===== MATERIAL FOR THIS TASK

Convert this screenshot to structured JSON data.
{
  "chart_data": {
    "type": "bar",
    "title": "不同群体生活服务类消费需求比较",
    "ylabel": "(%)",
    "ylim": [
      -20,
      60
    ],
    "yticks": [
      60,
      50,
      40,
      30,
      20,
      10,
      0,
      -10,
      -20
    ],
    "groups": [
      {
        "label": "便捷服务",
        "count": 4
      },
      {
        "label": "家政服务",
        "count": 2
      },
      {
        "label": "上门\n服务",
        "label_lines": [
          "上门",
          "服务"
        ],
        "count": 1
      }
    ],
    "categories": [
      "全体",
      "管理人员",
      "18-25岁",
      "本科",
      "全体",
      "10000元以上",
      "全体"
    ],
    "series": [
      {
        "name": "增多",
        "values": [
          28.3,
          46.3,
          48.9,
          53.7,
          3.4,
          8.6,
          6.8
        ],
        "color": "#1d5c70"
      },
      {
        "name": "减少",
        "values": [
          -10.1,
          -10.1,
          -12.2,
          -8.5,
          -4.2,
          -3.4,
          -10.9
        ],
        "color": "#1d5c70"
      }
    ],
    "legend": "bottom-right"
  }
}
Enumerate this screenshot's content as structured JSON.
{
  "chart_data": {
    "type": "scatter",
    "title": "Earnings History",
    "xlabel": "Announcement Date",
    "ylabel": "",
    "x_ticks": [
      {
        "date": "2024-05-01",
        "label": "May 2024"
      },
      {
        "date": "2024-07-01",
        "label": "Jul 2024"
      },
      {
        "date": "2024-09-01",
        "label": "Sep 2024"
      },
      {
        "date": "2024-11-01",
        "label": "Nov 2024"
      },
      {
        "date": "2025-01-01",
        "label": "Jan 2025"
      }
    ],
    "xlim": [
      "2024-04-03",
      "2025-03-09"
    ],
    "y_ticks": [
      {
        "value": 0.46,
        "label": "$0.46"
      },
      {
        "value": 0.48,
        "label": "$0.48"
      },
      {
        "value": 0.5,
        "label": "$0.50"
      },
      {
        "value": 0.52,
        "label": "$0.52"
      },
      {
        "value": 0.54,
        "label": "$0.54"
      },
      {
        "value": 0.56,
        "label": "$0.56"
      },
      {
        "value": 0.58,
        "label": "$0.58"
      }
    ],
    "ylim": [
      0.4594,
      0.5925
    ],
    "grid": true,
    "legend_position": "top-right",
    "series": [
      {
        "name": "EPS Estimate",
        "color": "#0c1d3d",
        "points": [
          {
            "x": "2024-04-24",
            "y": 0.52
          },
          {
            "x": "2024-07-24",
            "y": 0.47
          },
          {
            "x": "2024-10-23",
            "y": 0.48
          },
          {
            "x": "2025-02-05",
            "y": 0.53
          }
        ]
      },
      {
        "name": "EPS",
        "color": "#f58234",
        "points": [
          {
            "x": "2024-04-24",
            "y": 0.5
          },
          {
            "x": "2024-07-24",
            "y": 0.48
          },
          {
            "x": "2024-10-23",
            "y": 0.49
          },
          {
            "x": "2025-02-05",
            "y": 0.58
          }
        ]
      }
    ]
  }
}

==========

WHAT IS NEEDED
Reproduce the material above, every line of it, exactly.

SOLUTION BELOW
Convert this screenshot to structured JSON data.
{
  "chart_data": {
    "type": "bar",
    "title": "不同群体生活服务类消费需求比较",
    "ylabel": "(%)",
    "ylim": [
      -20,
      60
    ],
    "yticks": [
      60,
      50,
      40,
      30,
      20,
      10,
      0,
      -10,
      -20
    ],
    "groups": [
      {
        "label": "便捷服务",
        "count": 4
      },
      {
        "label": "家政服务",
        "count": 2
      },
      {
        "label": "上门\n服务",
        "label_lines": [
          "上门",
          "服务"
        ],
        "count": 1
      }
    ],
    "categories": [
      "全体",
      "管理人员",
      "18-25岁",
      "本科",
      "全体",
      "10000元以上",
      "全体"
    ],
    "series": [
      {
        "name": "增多",
        "values": [
          28.3,
          46.3,
          48.9,
          53.7,
          3.4,
          8.6,
          6.8
        ],
        "color": "#1d5c70"
      },
      {
        "name": "减少",
        "values": [
          -10.1,
          -10.1,
          -12.2,
          -8.5,
          -4.2,
          -3.4,
          -10.9
        ],
        "color": "#1d5c70"
      }
    ],
    "legend": "bottom-right"
  }
}
Enumerate this screenshot's content as structured JSON.
{
  "chart_data": {
    "type": "scatter",
    "title": "Earnings History",
    "xlabel": "Announcement Date",
    "ylabel": "",
    "x_ticks": [
      {
        "date": "2024-05-01",
        "label": "May 2024"
      },
      {
        "date": "2024-07-01",
        "label": "Jul 2024"
      },
      {
        "date": "2024-09-01",
        "label": "Sep 2024"
      },
      {
        "date": "2024-11-01",
        "label": "Nov 2024"
      },
      {
        "date": "2025-01-01",
        "label": "Jan 2025"
      }
    ],
    "xlim": [
      "2024-04-03",
      "2025-03-09"
    ],
    "y_ticks": [
      {
        "value": 0.46,
        "label": "$0.46"
      },
      {
        "value": 0.48,
        "label": "$0.48"
      },
      {
        "value": 0.5,
        "label": "$0.50"
      },
      {
        "value": 0.52,
        "label": "$0.52"
      },
      {
        "value": 0.54,
        "label": "$0.54"
      },
      {
        "value": 0.56,
        "label": "$0.56"
      },
      {
        "value": 0.58,
        "label": "$0.58"
      }
    ],
    "ylim": [
      0.4594,
      0.5925
    ],
    "grid": true,
    "legend_position": "top-right",
    "series": [
      {
        "name": "EPS Estimate",
        "color": "#0c1d3d",
        "points": [
          {
            "x": "2024-04-24",
            "y": 0.52
          },
          {
            "x": "2024-07-24",
            "y": 0.47
          },
          {
            "x": "2024-10-23",
            "y": 0.48
          },
          {
            "x": "2025-02-05",
            "y": 0.53
          }
        ]
      },
      {
        "name": "EPS",
        "color": "#f58234",
        "points": [
          {
            "x": "2024-04-24",
            "y": 0.5
          },
          {
            "x": "2024-07-24",
            "y": 0.48
          },
          {
            "x": "2024-10-23",
            "y": 0.49
          },
          {
            "x": "2025-02-05",
            "y": 0.58
          }
        ]
      }
    ]
  }
}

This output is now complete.